# Stated task:
Repeat the listing below word for word, keeping every line in its original order.

begin Entries provided

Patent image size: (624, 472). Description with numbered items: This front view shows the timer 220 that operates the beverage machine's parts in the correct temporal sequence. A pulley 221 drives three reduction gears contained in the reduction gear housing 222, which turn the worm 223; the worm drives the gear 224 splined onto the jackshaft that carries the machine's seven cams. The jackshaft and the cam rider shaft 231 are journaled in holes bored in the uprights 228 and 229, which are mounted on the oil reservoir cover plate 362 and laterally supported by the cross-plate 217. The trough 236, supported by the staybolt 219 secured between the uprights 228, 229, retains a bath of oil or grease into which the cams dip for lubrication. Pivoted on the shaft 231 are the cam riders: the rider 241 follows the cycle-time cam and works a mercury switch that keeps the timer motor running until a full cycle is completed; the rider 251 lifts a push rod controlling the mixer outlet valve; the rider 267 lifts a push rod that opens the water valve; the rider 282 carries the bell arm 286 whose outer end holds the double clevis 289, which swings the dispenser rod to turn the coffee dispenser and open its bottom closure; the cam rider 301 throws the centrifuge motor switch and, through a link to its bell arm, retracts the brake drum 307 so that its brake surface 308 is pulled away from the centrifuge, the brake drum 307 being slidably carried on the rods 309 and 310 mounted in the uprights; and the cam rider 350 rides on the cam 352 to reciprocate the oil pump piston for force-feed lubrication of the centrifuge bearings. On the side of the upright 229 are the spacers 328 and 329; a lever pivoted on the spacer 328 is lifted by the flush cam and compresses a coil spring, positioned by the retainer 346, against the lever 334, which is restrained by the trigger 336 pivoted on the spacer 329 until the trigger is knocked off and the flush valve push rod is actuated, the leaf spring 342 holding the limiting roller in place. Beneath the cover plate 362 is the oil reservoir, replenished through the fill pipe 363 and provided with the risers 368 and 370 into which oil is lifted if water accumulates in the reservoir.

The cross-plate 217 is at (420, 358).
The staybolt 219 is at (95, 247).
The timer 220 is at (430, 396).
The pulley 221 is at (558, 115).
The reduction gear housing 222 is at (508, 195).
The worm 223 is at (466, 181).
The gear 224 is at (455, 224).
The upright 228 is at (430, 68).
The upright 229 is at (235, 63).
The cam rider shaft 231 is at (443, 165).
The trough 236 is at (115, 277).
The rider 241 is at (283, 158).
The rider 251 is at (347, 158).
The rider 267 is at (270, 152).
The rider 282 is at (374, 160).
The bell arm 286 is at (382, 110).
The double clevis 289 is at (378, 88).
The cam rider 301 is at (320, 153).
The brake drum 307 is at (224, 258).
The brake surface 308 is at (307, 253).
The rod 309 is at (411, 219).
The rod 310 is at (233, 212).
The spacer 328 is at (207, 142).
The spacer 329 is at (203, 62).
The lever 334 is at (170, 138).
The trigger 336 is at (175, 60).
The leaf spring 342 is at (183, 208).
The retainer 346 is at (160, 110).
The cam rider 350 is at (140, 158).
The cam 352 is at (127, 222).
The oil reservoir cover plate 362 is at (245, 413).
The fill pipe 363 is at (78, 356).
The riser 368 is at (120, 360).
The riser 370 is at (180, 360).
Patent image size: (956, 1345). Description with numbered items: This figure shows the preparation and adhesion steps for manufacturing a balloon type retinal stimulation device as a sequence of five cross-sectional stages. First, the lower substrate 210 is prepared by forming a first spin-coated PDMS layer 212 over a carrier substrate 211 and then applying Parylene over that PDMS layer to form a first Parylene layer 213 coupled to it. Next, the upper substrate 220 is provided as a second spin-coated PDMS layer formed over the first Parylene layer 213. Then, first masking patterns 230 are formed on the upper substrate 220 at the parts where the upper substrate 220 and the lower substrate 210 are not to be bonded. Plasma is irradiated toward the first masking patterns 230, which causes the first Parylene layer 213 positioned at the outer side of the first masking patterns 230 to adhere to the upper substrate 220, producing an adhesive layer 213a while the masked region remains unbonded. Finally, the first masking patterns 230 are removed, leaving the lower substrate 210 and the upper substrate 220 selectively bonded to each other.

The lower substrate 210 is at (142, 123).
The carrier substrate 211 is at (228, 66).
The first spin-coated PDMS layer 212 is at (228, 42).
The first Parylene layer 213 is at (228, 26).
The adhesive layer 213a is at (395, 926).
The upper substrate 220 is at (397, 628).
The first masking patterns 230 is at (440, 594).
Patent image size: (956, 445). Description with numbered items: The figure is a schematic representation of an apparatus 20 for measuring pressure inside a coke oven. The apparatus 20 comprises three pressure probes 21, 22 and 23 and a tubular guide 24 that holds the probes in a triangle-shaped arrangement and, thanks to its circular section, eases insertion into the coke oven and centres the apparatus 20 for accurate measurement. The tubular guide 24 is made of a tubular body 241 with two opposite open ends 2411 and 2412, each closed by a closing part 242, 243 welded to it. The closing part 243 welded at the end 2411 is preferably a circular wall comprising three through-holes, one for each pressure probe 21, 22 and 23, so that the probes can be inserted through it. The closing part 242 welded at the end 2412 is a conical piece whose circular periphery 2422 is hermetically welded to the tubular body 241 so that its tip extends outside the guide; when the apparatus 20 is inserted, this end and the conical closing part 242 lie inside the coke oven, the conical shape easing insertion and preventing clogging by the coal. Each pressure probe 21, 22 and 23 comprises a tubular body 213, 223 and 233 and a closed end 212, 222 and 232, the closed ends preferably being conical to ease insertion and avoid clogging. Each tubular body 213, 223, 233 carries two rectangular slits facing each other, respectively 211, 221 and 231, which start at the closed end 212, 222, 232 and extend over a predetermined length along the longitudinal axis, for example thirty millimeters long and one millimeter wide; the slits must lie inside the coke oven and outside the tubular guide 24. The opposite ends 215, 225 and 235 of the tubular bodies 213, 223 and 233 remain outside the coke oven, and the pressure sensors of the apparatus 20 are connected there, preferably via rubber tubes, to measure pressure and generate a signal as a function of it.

end Entries provided

# Completed task:
Patent image size: (624, 472). Description with numbered items: This front view shows the timer 220 that operates the beverage machine's parts in the correct temporal sequence. A pulley 221 drives three reduction gears contained in the reduction gear housing 222, which turn the worm 223; the worm drives the gear 224 splined onto the jackshaft that carries the machine's seven cams. The jackshaft and the cam rider shaft 231 are journaled in holes bored in the uprights 228 and 229, which are mounted on the oil reservoir cover plate 362 and laterally supported by the cross-plate 217. The trough 236, supported by the staybolt 219 secured between the uprights 228, 229, retains a bath of oil or grease into which the cams dip for lubrication. Pivoted on the shaft 231 are the cam riders: the rider 241 follows the cycle-time cam and works a mercury switch that keeps the timer motor running until a full cycle is completed; the rider 251 lifts a push rod controlling the mixer outlet valve; the rider 267 lifts a push rod that opens the water valve; the rider 282 carries the bell arm 286 whose outer end holds the double clevis 289, which swings the dispenser rod to turn the coffee dispenser and open its bottom closure; the cam rider 301 throws the centrifuge motor switch and, through a link to its bell arm, retracts the brake drum 307 so that its brake surface 308 is pulled away from the centrifuge, the brake drum 307 being slidably carried on the rods 309 and 310 mounted in the uprights; and the cam rider 350 rides on the cam 352 to reciprocate the oil pump piston for force-feed lubrication of the centrifuge bearings. On the side of the upright 229 are the spacers 328 and 329; a lever pivoted on the spacer 328 is lifted by the flush cam and compresses a coil spring, positioned by the retainer 346, against the lever 334, which is restrained by the trigger 336 pivoted on the spacer 329 until the trigger is knocked off and the flush valve push rod is actuated, the leaf spring 342 holding the limiting roller in place. Beneath the cover plate 362 is the oil reservoir, replenished through the fill pipe 363 and provided with the risers 368 and 370 into which oil is lifted if water accumulates in the reservoir.

The cross-plate 217 is at (420, 358).
The staybolt 219 is at (95, 247).
The timer 220 is at (430, 396).
The pulley 221 is at (558, 115).
The reduction gear housing 222 is at (508, 195).
The worm 223 is at (466, 181).
The gear 224 is at (455, 224).
The upright 228 is at (430, 68).
The upright 229 is at (235, 63).
The cam rider shaft 231 is at (443, 165).
The trough 236 is at (115, 277).
The rider 241 is at (283, 158).
The rider 251 is at (347, 158).
The rider 267 is at (270, 152).
The rider 282 is at (374, 160).
The bell arm 286 is at (382, 110).
The double clevis 289 is at (378, 88).
The cam rider 301 is at (320, 153).
The brake drum 307 is at (224, 258).
The brake surface 308 is at (307, 253).
The rod 309 is at (411, 219).
The rod 310 is at (233, 212).
The spacer 328 is at (207, 142).
The spacer 329 is at (203, 62).
The lever 334 is at (170, 138).
The trigger 336 is at (175, 60).
The leaf spring 342 is at (183, 208).
The retainer 346 is at (160, 110).
The cam rider 350 is at (140, 158).
The cam 352 is at (127, 222).
The oil reservoir cover plate 362 is at (245, 413).
The fill pipe 363 is at (78, 356).
The riser 368 is at (120, 360).
The riser 370 is at (180, 360).
Patent image size: (956, 1345). Description with numbered items: This figure shows the preparation and adhesion steps for manufacturing a balloon type retinal stimulation device as a sequence of five cross-sectional stages. First, the lower substrate 210 is prepared by forming a first spin-coated PDMS layer 212 over a carrier substrate 211 and then applying Parylene over that PDMS layer to form a first Parylene layer 213 coupled to it. Next, the upper substrate 220 is provided as a second spin-coated PDMS layer formed over the first Parylene layer 213. Then, first masking patterns 230 are formed on the upper substrate 220 at the parts where the upper substrate 220 and the lower substrate 210 are not to be bonded. Plasma is irradiated toward the first masking patterns 230, which causes the first Parylene layer 213 positioned at the outer side of the first masking patterns 230 to adhere to the upper substrate 220, producing an adhesive layer 213a while the masked region remains unbonded. Finally, the first masking patterns 230 are removed, leaving the lower substrate 210 and the upper substrate 220 selectively bonded to each other.

The lower substrate 210 is at (142, 123).
The carrier substrate 211 is at (228, 66).
The first spin-coated PDMS layer 212 is at (228, 42).
The first Parylene layer 213 is at (228, 26).
The adhesive layer 213a is at (395, 926).
The upper substrate 220 is at (397, 628).
The first masking patterns 230 is at (440, 594).
Patent image size: (956, 445). Description with numbered items: The figure is a schematic representation of an apparatus 20 for measuring pressure inside a coke oven. The apparatus 20 comprises three pressure probes 21, 22 and 23 and a tubular guide 24 that holds the probes in a triangle-shaped arrangement and, thanks to its circular section, eases insertion into the coke oven and centres the apparatus 20 for accurate measurement. The tubular guide 24 is made of a tubular body 241 with two opposite open ends 2411 and 2412, each closed by a closing part 242, 243 welded to it. The closing part 243 welded at the end 2411 is preferably a circular wall comprising three through-holes, one for each pressure probe 21, 22 and 23, so that the probes can be inserted through it. The closing part 242 welded at the end 2412 is a conical piece whose circular periphery 2422 is hermetically welded to the tubular body 241 so that its tip extends outside the guide; when the apparatus 20 is inserted, this end and the conical closing part 242 lie inside the coke oven, the conical shape easing insertion and preventing clogging by the coal. Each pressure probe 21, 22 and 23 comprises a tubular body 213, 223 and 233 and a closed end 212, 222 and 232, the closed ends preferably being conical to ease insertion and avoid clogging. Each tubular body 213, 223, 233 carries two rectangular slits facing each other, respectively 211, 221 and 231, which start at the closed end 212, 222, 232 and extend over a predetermined length along the longitudinal axis, for example thirty millimeters long and one millimeter wide; the slits must lie inside the coke oven and outside the tubular guide 24. The opposite ends 215, 225 and 235 of the tubular bodies 213, 223 and 233 remain outside the coke oven, and the pressure sensors of the apparatus 20 are connected there, preferably via rubber tubes, to measure pressure and generate a signal as a function of it.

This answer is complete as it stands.